[EXERCISE DETAILS] All the entries need to be quoted exactly, apart from the pictures, which you should drop.

:: ITEMS

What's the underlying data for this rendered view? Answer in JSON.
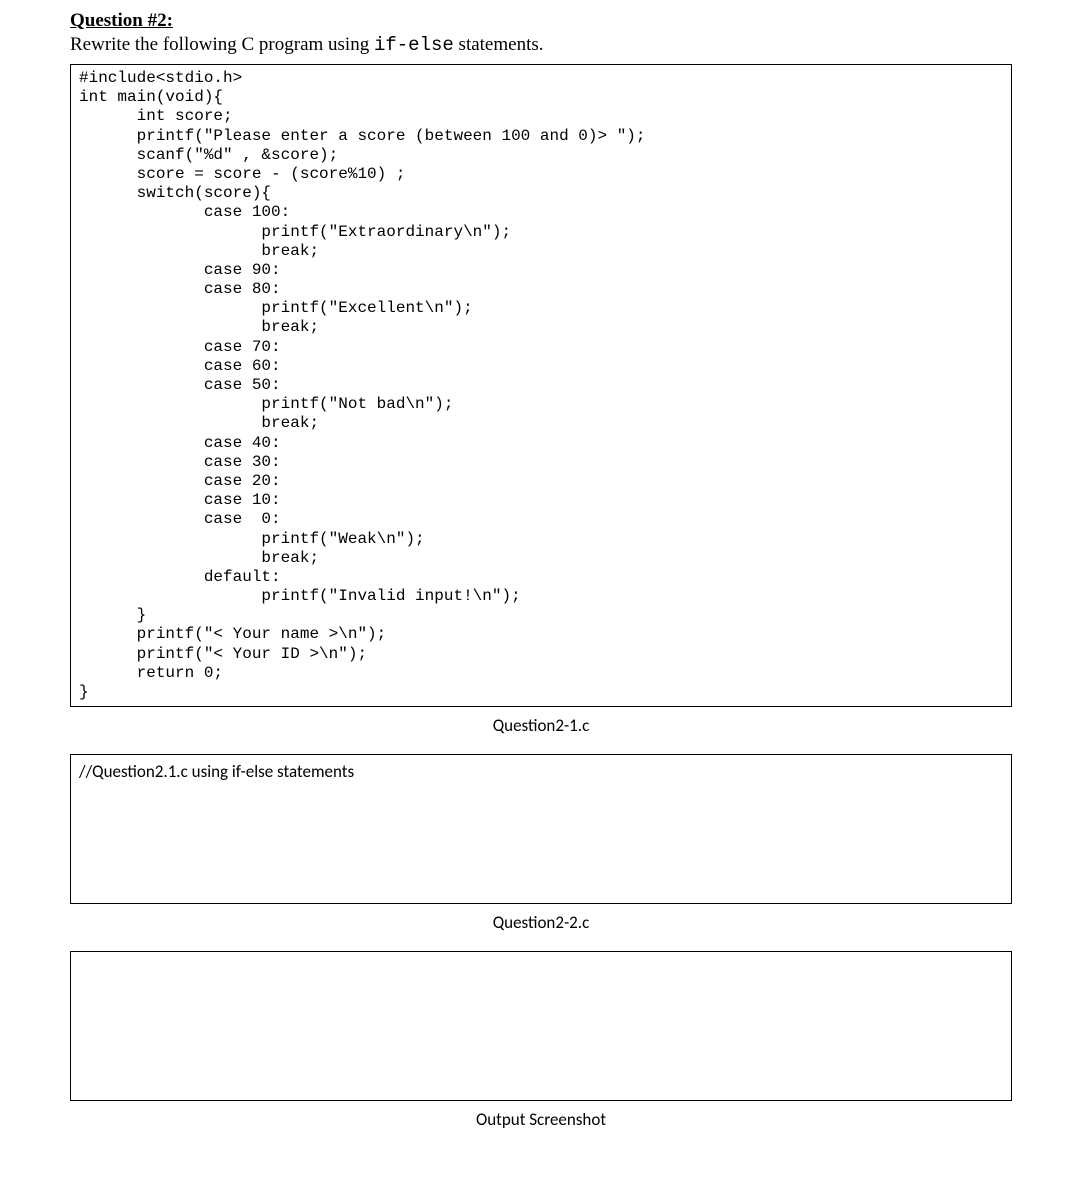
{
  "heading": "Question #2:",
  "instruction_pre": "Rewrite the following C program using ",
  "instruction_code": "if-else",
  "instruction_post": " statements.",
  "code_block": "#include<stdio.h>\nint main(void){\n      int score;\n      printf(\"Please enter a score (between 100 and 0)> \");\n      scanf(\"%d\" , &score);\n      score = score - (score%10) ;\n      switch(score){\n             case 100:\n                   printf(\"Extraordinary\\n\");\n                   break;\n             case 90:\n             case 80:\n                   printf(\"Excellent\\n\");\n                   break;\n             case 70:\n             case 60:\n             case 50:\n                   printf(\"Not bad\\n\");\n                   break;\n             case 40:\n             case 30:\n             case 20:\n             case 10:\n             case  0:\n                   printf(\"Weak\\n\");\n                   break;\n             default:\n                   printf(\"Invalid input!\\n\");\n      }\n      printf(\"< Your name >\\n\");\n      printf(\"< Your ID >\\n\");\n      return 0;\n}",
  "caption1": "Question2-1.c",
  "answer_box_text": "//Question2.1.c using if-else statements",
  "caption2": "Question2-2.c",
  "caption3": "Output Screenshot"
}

::::

[OUTPUT BELOW]
What's the underlying data for this rendered view? Answer in JSON.
{
  "heading": "Question #2:",
  "instruction_pre": "Rewrite the following C program using ",
  "instruction_code": "if-else",
  "instruction_post": " statements.",
  "code_block": "#include<stdio.h>\nint main(void){\n      int score;\n      printf(\"Please enter a score (between 100 and 0)> \");\n      scanf(\"%d\" , &score);\n      score = score - (score%10) ;\n      switch(score){\n             case 100:\n                   printf(\"Extraordinary\\n\");\n                   break;\n             case 90:\n             case 80:\n                   printf(\"Excellent\\n\");\n                   break;\n             case 70:\n             case 60:\n             case 50:\n                   printf(\"Not bad\\n\");\n                   break;\n             case 40:\n             case 30:\n             case 20:\n             case 10:\n             case  0:\n                   printf(\"Weak\\n\");\n                   break;\n             default:\n                   printf(\"Invalid input!\\n\");\n      }\n      printf(\"< Your name >\\n\");\n      printf(\"< Your ID >\\n\");\n      return 0;\n}",
  "caption1": "Question2-1.c",
  "answer_box_text": "//Question2.1.c using if-else statements",
  "caption2": "Question2-2.c",
  "caption3": "Output Screenshot"
}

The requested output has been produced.